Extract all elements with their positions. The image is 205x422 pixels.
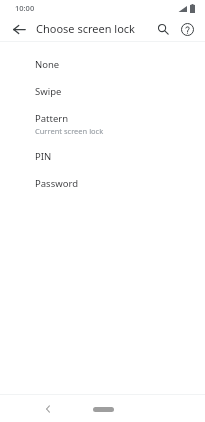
button[interactable]: Back [7,17,31,41]
button[interactable]: Swipe [0,78,205,105]
button[interactable]: Back [37,398,59,420]
button[interactable]: None [0,51,205,78]
button[interactable]: Pattern [0,105,205,143]
button[interactable]: Home [83,400,123,418]
button[interactable]: Help [175,17,199,41]
staticText: 10:00 [15,3,35,13]
button[interactable]: PIN [0,143,205,170]
button[interactable]: Password [0,170,205,197]
staticText: PIN [35,150,52,163]
staticText: Current screen lock [35,126,104,136]
staticText: Password [35,177,78,190]
staticText: None [35,58,60,71]
staticText: Swipe [35,85,62,98]
staticText: Choose screen lock [36,21,135,36]
button[interactable]: Search [151,17,175,41]
staticText: Pattern [35,112,69,125]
★ ★ ★
▶ _PROBLEM DETAILS_
Reproduce every line of the row above verbatim, but leave the picture out of your answer.

▶ _SOLUTION TO THE EXERCISE_
Extract all elements with their positions. The image is 205x422 pixels.
button[interactable]: Back [7,17,31,41]
button[interactable]: Swipe [0,78,205,105]
button[interactable]: Back [37,398,59,420]
button[interactable]: None [0,51,205,78]
button[interactable]: Pattern [0,105,205,143]
button[interactable]: Home [83,400,123,418]
button[interactable]: Help [175,17,199,41]
staticText: 10:00 [15,3,35,13]
button[interactable]: PIN [0,143,205,170]
button[interactable]: Password [0,170,205,197]
staticText: PIN [35,150,52,163]
staticText: Current screen lock [35,126,104,136]
staticText: Password [35,177,78,190]
staticText: None [35,58,60,71]
staticText: Swipe [35,85,62,98]
staticText: Choose screen lock [36,21,135,36]
button[interactable]: Search [151,17,175,41]
staticText: Pattern [35,112,69,125]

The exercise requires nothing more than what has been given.